* START *

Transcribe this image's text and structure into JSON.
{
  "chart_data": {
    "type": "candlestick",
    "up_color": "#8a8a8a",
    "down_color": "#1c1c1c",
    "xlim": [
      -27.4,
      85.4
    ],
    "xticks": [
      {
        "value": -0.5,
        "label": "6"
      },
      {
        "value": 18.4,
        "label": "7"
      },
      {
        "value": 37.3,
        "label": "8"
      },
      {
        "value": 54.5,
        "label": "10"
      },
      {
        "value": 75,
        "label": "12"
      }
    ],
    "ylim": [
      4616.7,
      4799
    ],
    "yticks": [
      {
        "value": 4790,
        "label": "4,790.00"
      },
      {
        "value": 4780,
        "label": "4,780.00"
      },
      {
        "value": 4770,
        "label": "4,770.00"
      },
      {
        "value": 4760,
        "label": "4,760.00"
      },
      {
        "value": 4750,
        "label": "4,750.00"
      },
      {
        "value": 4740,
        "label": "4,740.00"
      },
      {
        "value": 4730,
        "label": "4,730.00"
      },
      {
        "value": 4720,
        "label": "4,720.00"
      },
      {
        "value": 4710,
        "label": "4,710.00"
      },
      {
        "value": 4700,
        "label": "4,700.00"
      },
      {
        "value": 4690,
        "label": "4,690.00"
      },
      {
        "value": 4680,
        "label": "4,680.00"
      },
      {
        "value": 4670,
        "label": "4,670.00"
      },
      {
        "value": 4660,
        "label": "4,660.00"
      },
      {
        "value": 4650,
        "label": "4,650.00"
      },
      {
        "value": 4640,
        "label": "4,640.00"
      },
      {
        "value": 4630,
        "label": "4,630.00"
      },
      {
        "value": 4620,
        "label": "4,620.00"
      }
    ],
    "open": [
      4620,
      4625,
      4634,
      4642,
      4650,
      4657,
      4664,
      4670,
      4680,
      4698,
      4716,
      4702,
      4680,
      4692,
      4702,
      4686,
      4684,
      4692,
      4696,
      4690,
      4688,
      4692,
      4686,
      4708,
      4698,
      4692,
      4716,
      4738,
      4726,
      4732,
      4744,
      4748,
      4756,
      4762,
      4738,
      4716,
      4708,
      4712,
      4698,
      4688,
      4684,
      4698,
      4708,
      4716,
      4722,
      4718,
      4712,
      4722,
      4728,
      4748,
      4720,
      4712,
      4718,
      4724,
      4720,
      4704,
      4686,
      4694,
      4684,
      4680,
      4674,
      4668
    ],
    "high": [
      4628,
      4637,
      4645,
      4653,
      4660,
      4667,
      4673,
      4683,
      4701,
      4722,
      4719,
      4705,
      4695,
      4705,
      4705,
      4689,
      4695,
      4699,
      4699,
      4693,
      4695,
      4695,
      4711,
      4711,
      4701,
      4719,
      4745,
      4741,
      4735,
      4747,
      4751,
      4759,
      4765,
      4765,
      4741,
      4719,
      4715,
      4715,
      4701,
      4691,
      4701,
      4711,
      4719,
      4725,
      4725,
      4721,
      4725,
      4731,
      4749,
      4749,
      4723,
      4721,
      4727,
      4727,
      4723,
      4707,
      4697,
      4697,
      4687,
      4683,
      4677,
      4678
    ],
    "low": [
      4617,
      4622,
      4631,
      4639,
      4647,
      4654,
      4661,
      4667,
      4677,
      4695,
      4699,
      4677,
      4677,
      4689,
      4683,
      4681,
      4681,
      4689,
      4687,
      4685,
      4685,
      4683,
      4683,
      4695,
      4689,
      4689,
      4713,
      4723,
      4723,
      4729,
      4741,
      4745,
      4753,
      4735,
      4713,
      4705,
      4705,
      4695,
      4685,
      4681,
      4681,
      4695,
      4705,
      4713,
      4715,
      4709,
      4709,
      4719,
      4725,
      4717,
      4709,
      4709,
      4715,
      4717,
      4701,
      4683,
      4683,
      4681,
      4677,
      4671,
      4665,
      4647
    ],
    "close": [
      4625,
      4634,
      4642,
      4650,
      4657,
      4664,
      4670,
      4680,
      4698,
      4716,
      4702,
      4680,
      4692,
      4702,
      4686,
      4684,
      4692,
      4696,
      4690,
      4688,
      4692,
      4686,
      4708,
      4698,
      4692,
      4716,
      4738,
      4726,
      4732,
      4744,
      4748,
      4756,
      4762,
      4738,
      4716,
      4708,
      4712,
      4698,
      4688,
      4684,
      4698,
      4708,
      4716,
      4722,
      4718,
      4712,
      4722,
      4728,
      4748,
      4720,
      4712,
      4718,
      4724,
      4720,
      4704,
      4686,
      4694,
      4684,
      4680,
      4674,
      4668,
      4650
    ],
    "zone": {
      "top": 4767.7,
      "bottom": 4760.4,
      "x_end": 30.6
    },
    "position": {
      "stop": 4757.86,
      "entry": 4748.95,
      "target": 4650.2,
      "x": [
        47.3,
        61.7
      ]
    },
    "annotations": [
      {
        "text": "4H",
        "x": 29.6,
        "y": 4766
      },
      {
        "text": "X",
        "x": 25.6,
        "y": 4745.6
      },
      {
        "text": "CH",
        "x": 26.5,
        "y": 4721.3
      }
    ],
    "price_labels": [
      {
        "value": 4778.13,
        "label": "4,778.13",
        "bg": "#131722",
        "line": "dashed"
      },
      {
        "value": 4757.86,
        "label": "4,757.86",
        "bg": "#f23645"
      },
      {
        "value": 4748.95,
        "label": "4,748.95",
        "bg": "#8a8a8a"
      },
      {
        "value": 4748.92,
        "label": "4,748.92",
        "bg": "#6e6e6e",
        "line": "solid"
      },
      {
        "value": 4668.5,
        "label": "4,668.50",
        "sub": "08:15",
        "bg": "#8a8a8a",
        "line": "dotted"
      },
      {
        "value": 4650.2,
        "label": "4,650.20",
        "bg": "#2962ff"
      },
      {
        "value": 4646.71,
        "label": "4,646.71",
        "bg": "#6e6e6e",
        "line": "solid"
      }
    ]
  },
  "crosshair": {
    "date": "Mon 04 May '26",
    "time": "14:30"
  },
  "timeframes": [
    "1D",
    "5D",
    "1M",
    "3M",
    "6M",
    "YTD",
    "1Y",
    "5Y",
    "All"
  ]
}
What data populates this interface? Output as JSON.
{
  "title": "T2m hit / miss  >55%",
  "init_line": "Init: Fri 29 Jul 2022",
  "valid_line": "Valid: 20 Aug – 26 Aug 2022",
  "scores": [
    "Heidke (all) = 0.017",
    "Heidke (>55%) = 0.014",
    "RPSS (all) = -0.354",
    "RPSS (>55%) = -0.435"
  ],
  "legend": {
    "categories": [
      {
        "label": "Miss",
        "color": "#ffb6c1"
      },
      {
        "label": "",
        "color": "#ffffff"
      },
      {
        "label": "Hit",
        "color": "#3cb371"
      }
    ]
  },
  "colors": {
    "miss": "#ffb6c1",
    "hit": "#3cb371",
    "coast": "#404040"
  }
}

* END *

Quote the listing in full, please, keeping every line exact.

Written answer:
Transcribe this image's text and structure into JSON.
{
  "chart_data": {
    "type": "candlestick",
    "up_color": "#8a8a8a",
    "down_color": "#1c1c1c",
    "xlim": [
      -27.4,
      85.4
    ],
    "xticks": [
      {
        "value": -0.5,
        "label": "6"
      },
      {
        "value": 18.4,
        "label": "7"
      },
      {
        "value": 37.3,
        "label": "8"
      },
      {
        "value": 54.5,
        "label": "10"
      },
      {
        "value": 75,
        "label": "12"
      }
    ],
    "ylim": [
      4616.7,
      4799
    ],
    "yticks": [
      {
        "value": 4790,
        "label": "4,790.00"
      },
      {
        "value": 4780,
        "label": "4,780.00"
      },
      {
        "value": 4770,
        "label": "4,770.00"
      },
      {
        "value": 4760,
        "label": "4,760.00"
      },
      {
        "value": 4750,
        "label": "4,750.00"
      },
      {
        "value": 4740,
        "label": "4,740.00"
      },
      {
        "value": 4730,
        "label": "4,730.00"
      },
      {
        "value": 4720,
        "label": "4,720.00"
      },
      {
        "value": 4710,
        "label": "4,710.00"
      },
      {
        "value": 4700,
        "label": "4,700.00"
      },
      {
        "value": 4690,
        "label": "4,690.00"
      },
      {
        "value": 4680,
        "label": "4,680.00"
      },
      {
        "value": 4670,
        "label": "4,670.00"
      },
      {
        "value": 4660,
        "label": "4,660.00"
      },
      {
        "value": 4650,
        "label": "4,650.00"
      },
      {
        "value": 4640,
        "label": "4,640.00"
      },
      {
        "value": 4630,
        "label": "4,630.00"
      },
      {
        "value": 4620,
        "label": "4,620.00"
      }
    ],
    "open": [
      4620,
      4625,
      4634,
      4642,
      4650,
      4657,
      4664,
      4670,
      4680,
      4698,
      4716,
      4702,
      4680,
      4692,
      4702,
      4686,
      4684,
      4692,
      4696,
      4690,
      4688,
      4692,
      4686,
      4708,
      4698,
      4692,
      4716,
      4738,
      4726,
      4732,
      4744,
      4748,
      4756,
      4762,
      4738,
      4716,
      4708,
      4712,
      4698,
      4688,
      4684,
      4698,
      4708,
      4716,
      4722,
      4718,
      4712,
      4722,
      4728,
      4748,
      4720,
      4712,
      4718,
      4724,
      4720,
      4704,
      4686,
      4694,
      4684,
      4680,
      4674,
      4668
    ],
    "high": [
      4628,
      4637,
      4645,
      4653,
      4660,
      4667,
      4673,
      4683,
      4701,
      4722,
      4719,
      4705,
      4695,
      4705,
      4705,
      4689,
      4695,
      4699,
      4699,
      4693,
      4695,
      4695,
      4711,
      4711,
      4701,
      4719,
      4745,
      4741,
      4735,
      4747,
      4751,
      4759,
      4765,
      4765,
      4741,
      4719,
      4715,
      4715,
      4701,
      4691,
      4701,
      4711,
      4719,
      4725,
      4725,
      4721,
      4725,
      4731,
      4749,
      4749,
      4723,
      4721,
      4727,
      4727,
      4723,
      4707,
      4697,
      4697,
      4687,
      4683,
      4677,
      4678
    ],
    "low": [
      4617,
      4622,
      4631,
      4639,
      4647,
      4654,
      4661,
      4667,
      4677,
      4695,
      4699,
      4677,
      4677,
      4689,
      4683,
      4681,
      4681,
      4689,
      4687,
      4685,
      4685,
      4683,
      4683,
      4695,
      4689,
      4689,
      4713,
      4723,
      4723,
      4729,
      4741,
      4745,
      4753,
      4735,
      4713,
      4705,
      4705,
      4695,
      4685,
      4681,
      4681,
      4695,
      4705,
      4713,
      4715,
      4709,
      4709,
      4719,
      4725,
      4717,
      4709,
      4709,
      4715,
      4717,
      4701,
      4683,
      4683,
      4681,
      4677,
      4671,
      4665,
      4647
    ],
    "close": [
      4625,
      4634,
      4642,
      4650,
      4657,
      4664,
      4670,
      4680,
      4698,
      4716,
      4702,
      4680,
      4692,
      4702,
      4686,
      4684,
      4692,
      4696,
      4690,
      4688,
      4692,
      4686,
      4708,
      4698,
      4692,
      4716,
      4738,
      4726,
      4732,
      4744,
      4748,
      4756,
      4762,
      4738,
      4716,
      4708,
      4712,
      4698,
      4688,
      4684,
      4698,
      4708,
      4716,
      4722,
      4718,
      4712,
      4722,
      4728,
      4748,
      4720,
      4712,
      4718,
      4724,
      4720,
      4704,
      4686,
      4694,
      4684,
      4680,
      4674,
      4668,
      4650
    ],
    "zone": {
      "top": 4767.7,
      "bottom": 4760.4,
      "x_end": 30.6
    },
    "position": {
      "stop": 4757.86,
      "entry": 4748.95,
      "target": 4650.2,
      "x": [
        47.3,
        61.7
      ]
    },
    "annotations": [
      {
        "text": "4H",
        "x": 29.6,
        "y": 4766
      },
      {
        "text": "X",
        "x": 25.6,
        "y": 4745.6
      },
      {
        "text": "CH",
        "x": 26.5,
        "y": 4721.3
      }
    ],
    "price_labels": [
      {
        "value": 4778.13,
        "label": "4,778.13",
        "bg": "#131722",
        "line": "dashed"
      },
      {
        "value": 4757.86,
        "label": "4,757.86",
        "bg": "#f23645"
      },
      {
        "value": 4748.95,
        "label": "4,748.95",
        "bg": "#8a8a8a"
      },
      {
        "value": 4748.92,
        "label": "4,748.92",
        "bg": "#6e6e6e",
        "line": "solid"
      },
      {
        "value": 4668.5,
        "label": "4,668.50",
        "sub": "08:15",
        "bg": "#8a8a8a",
        "line": "dotted"
      },
      {
        "value": 4650.2,
        "label": "4,650.20",
        "bg": "#2962ff"
      },
      {
        "value": 4646.71,
        "label": "4,646.71",
        "bg": "#6e6e6e",
        "line": "solid"
      }
    ]
  },
  "crosshair": {
    "date": "Mon 04 May '26",
    "time": "14:30"
  },
  "timeframes": [
    "1D",
    "5D",
    "1M",
    "3M",
    "6M",
    "YTD",
    "1Y",
    "5Y",
    "All"
  ]
}
What data populates this interface? Output as JSON.
{
  "title": "T2m hit / miss  >55%",
  "init_line": "Init: Fri 29 Jul 2022",
  "valid_line": "Valid: 20 Aug – 26 Aug 2022",
  "scores": [
    "Heidke (all) = 0.017",
    "Heidke (>55%) = 0.014",
    "RPSS (all) = -0.354",
    "RPSS (>55%) = -0.435"
  ],
  "legend": {
    "categories": [
      {
        "label": "Miss",
        "color": "#ffb6c1"
      },
      {
        "label": "",
        "color": "#ffffff"
      },
      {
        "label": "Hit",
        "color": "#3cb371"
      }
    ]
  },
  "colors": {
    "miss": "#ffb6c1",
    "hit": "#3cb371",
    "coast": "#404040"
  }
}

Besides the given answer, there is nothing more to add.